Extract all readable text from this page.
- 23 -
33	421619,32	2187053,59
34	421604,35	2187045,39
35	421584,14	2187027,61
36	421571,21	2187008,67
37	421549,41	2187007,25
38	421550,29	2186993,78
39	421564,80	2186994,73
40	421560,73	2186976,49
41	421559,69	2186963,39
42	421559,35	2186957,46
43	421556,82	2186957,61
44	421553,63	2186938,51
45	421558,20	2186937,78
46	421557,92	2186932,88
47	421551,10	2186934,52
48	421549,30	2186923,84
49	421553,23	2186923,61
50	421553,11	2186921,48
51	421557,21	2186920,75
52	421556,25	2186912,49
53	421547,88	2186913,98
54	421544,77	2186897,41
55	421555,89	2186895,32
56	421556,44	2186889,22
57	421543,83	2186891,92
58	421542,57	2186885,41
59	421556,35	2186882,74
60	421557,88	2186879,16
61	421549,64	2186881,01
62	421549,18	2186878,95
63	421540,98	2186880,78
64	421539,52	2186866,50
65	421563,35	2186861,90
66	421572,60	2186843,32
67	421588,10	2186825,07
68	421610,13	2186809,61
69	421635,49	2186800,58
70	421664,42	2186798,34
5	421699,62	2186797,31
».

--

--- Your objective ---
Retype all of the entries precisely as they are.

--- Exercise solution ---
Extract all readable text from this page.
- 23 -
33	421619,32	2187053,59
34	421604,35	2187045,39
35	421584,14	2187027,61
36	421571,21	2187008,67
37	421549,41	2187007,25
38	421550,29	2186993,78
39	421564,80	2186994,73
40	421560,73	2186976,49
41	421559,69	2186963,39
42	421559,35	2186957,46
43	421556,82	2186957,61
44	421553,63	2186938,51
45	421558,20	2186937,78
46	421557,92	2186932,88
47	421551,10	2186934,52
48	421549,30	2186923,84
49	421553,23	2186923,61
50	421553,11	2186921,48
51	421557,21	2186920,75
52	421556,25	2186912,49
53	421547,88	2186913,98
54	421544,77	2186897,41
55	421555,89	2186895,32
56	421556,44	2186889,22
57	421543,83	2186891,92
58	421542,57	2186885,41
59	421556,35	2186882,74
60	421557,88	2186879,16
61	421549,64	2186881,01
62	421549,18	2186878,95
63	421540,98	2186880,78
64	421539,52	2186866,50
65	421563,35	2186861,90
66	421572,60	2186843,32
67	421588,10	2186825,07
68	421610,13	2186809,61
69	421635,49	2186800,58
70	421664,42	2186798,34
5	421699,62	2186797,31
».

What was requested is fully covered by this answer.